SHORT TASK:
Would you restate all the data that follows, word for word?

[Source records]
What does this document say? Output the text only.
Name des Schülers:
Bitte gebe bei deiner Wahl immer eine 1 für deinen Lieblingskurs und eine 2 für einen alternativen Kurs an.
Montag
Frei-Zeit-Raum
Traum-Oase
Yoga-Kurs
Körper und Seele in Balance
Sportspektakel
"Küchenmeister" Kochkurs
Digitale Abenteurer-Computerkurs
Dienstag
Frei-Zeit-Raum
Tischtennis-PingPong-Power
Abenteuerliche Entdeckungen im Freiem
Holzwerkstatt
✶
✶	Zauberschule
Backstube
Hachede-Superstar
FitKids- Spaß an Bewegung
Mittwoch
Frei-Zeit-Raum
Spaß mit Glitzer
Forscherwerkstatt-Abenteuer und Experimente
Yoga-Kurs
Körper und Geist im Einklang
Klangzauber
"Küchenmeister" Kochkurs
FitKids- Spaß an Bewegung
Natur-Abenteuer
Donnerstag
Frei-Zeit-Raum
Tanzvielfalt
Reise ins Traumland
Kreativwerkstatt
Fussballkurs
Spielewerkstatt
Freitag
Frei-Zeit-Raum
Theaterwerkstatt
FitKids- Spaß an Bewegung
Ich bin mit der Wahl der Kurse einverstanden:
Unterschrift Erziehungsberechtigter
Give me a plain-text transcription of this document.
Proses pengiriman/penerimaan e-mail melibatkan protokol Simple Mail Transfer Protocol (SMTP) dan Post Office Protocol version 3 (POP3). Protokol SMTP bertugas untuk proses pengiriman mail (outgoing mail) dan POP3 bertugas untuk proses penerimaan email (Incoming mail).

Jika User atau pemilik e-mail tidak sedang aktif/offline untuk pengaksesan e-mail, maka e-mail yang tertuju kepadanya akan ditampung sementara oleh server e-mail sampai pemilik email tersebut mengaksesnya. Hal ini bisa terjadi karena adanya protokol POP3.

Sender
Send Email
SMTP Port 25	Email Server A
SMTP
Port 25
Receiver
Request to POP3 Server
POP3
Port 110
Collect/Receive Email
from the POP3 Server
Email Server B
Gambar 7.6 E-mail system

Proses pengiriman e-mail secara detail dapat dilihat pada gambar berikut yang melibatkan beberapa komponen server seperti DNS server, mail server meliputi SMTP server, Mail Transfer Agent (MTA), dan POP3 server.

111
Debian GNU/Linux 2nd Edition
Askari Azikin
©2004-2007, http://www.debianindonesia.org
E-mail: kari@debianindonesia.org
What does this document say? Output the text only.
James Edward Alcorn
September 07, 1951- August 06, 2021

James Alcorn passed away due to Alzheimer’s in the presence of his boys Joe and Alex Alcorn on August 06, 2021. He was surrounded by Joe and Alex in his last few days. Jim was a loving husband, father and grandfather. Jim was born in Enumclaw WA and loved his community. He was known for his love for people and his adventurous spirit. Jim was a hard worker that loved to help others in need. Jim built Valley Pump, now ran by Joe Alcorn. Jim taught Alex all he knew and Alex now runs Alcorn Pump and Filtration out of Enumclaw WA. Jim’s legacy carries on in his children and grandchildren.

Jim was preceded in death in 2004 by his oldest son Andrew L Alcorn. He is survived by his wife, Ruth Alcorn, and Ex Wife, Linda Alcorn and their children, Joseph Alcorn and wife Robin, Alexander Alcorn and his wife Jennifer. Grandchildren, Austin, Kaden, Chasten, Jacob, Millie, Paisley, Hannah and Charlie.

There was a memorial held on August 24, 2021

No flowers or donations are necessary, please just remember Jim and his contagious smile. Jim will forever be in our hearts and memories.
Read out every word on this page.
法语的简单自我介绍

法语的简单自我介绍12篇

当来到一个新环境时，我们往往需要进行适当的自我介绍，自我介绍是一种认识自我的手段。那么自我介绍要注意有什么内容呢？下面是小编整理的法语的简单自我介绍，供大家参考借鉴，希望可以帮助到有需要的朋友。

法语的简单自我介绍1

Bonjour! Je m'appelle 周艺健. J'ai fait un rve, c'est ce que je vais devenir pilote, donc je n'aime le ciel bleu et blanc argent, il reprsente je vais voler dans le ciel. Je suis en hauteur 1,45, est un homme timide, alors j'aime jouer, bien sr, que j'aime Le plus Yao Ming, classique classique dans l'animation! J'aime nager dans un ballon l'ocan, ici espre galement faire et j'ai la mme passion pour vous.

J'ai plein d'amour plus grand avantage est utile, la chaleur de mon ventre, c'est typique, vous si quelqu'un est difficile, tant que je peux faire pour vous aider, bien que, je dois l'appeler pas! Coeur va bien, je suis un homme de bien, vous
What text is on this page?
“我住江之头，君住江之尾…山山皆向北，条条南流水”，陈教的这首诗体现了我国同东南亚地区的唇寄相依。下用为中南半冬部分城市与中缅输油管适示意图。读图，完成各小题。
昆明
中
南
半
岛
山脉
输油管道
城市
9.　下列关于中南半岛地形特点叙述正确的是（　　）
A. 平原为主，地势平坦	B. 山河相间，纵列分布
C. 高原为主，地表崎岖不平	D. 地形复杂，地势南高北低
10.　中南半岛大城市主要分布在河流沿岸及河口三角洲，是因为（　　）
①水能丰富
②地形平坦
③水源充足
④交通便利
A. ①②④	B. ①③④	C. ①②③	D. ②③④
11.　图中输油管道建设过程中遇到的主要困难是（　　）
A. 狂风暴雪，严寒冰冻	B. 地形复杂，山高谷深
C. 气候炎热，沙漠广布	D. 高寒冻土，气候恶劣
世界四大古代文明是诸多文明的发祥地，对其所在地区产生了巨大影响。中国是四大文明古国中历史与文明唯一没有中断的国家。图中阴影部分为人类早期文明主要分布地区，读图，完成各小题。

RESPONSE BELOW:
What does this document say? Output the text only.
Name des Schülers:
Bitte gebe bei deiner Wahl immer eine 1 für deinen Lieblingskurs und eine 2 für einen alternativen Kurs an.
Montag
Frei-Zeit-Raum
Traum-Oase
Yoga-Kurs
Körper und Seele in Balance
Sportspektakel
"Küchenmeister" Kochkurs
Digitale Abenteurer-Computerkurs
Dienstag
Frei-Zeit-Raum
Tischtennis-PingPong-Power
Abenteuerliche Entdeckungen im Freiem
Holzwerkstatt
✶
✶	Zauberschule
Backstube
Hachede-Superstar
FitKids- Spaß an Bewegung
Mittwoch
Frei-Zeit-Raum
Spaß mit Glitzer
Forscherwerkstatt-Abenteuer und Experimente
Yoga-Kurs
Körper und Geist im Einklang
Klangzauber
"Küchenmeister" Kochkurs
FitKids- Spaß an Bewegung
Natur-Abenteuer
Donnerstag
Frei-Zeit-Raum
Tanzvielfalt
Reise ins Traumland
Kreativwerkstatt
Fussballkurs
Spielewerkstatt
Freitag
Frei-Zeit-Raum
Theaterwerkstatt
FitKids- Spaß an Bewegung
Ich bin mit der Wahl der Kurse einverstanden:
Unterschrift Erziehungsberechtigter
Give me a plain-text transcription of this document.
Proses pengiriman/penerimaan e-mail melibatkan protokol Simple Mail Transfer Protocol (SMTP) dan Post Office Protocol version 3 (POP3). Protokol SMTP bertugas untuk proses pengiriman mail (outgoing mail) dan POP3 bertugas untuk proses penerimaan email (Incoming mail).

Jika User atau pemilik e-mail tidak sedang aktif/offline untuk pengaksesan e-mail, maka e-mail yang tertuju kepadanya akan ditampung sementara oleh server e-mail sampai pemilik email tersebut mengaksesnya. Hal ini bisa terjadi karena adanya protokol POP3.

Sender
Send Email
SMTP Port 25	Email Server A
SMTP
Port 25
Receiver
Request to POP3 Server
POP3
Port 110
Collect/Receive Email
from the POP3 Server
Email Server B
Gambar 7.6 E-mail system

Proses pengiriman e-mail secara detail dapat dilihat pada gambar berikut yang melibatkan beberapa komponen server seperti DNS server, mail server meliputi SMTP server, Mail Transfer Agent (MTA), dan POP3 server.

111
Debian GNU/Linux 2nd Edition
Askari Azikin
©2004-2007, http://www.debianindonesia.org
E-mail: kari@debianindonesia.org
What does this document say? Output the text only.
James Edward Alcorn
September 07, 1951- August 06, 2021

James Alcorn passed away due to Alzheimer’s in the presence of his boys Joe and Alex Alcorn on August 06, 2021. He was surrounded by Joe and Alex in his last few days. Jim was a loving husband, father and grandfather. Jim was born in Enumclaw WA and loved his community. He was known for his love for people and his adventurous spirit. Jim was a hard worker that loved to help others in need. Jim built Valley Pump, now ran by Joe Alcorn. Jim taught Alex all he knew and Alex now runs Alcorn Pump and Filtration out of Enumclaw WA. Jim’s legacy carries on in his children and grandchildren.

Jim was preceded in death in 2004 by his oldest son Andrew L Alcorn. He is survived by his wife, Ruth Alcorn, and Ex Wife, Linda Alcorn and their children, Joseph Alcorn and wife Robin, Alexander Alcorn and his wife Jennifer. Grandchildren, Austin, Kaden, Chasten, Jacob, Millie, Paisley, Hannah and Charlie.

There was a memorial held on August 24, 2021

No flowers or donations are necessary, please just remember Jim and his contagious smile. Jim will forever be in our hearts and memories.
Read out every word on this page.
法语的简单自我介绍

法语的简单自我介绍12篇

当来到一个新环境时，我们往往需要进行适当的自我介绍，自我介绍是一种认识自我的手段。那么自我介绍要注意有什么内容呢？下面是小编整理的法语的简单自我介绍，供大家参考借鉴，希望可以帮助到有需要的朋友。

法语的简单自我介绍1

Bonjour! Je m'appelle 周艺健. J'ai fait un rve, c'est ce que je vais devenir pilote, donc je n'aime le ciel bleu et blanc argent, il reprsente je vais voler dans le ciel. Je suis en hauteur 1,45, est un homme timide, alors j'aime jouer, bien sr, que j'aime Le plus Yao Ming, classique classique dans l'animation! J'aime nager dans un ballon l'ocan, ici espre galement faire et j'ai la mme passion pour vous.

J'ai plein d'amour plus grand avantage est utile, la chaleur de mon ventre, c'est typique, vous si quelqu'un est difficile, tant que je peux faire pour vous aider, bien que, je dois l'appeler pas! Coeur va bien, je suis un homme de bien, vous
What text is on this page?
“我住江之头，君住江之尾…山山皆向北，条条南流水”，陈教的这首诗体现了我国同东南亚地区的唇寄相依。下用为中南半冬部分城市与中缅输油管适示意图。读图，完成各小题。
昆明
中
南
半
岛
山脉
输油管道
城市
9.　下列关于中南半岛地形特点叙述正确的是（　　）
A. 平原为主，地势平坦	B. 山河相间，纵列分布
C. 高原为主，地表崎岖不平	D. 地形复杂，地势南高北低
10.　中南半岛大城市主要分布在河流沿岸及河口三角洲，是因为（　　）
①水能丰富
②地形平坦
③水源充足
④交通便利
A. ①②④	B. ①③④	C. ①②③	D. ②③④
11.　图中输油管道建设过程中遇到的主要困难是（　　）
A. 狂风暴雪，严寒冰冻	B. 地形复杂，山高谷深
C. 气候炎热，沙漠广布	D. 高寒冻土，气候恶劣
世界四大古代文明是诸多文明的发祥地，对其所在地区产生了巨大影响。中国是四大文明古国中历史与文明唯一没有中断的国家。图中阴影部分为人类早期文明主要分布地区，读图，完成各小题。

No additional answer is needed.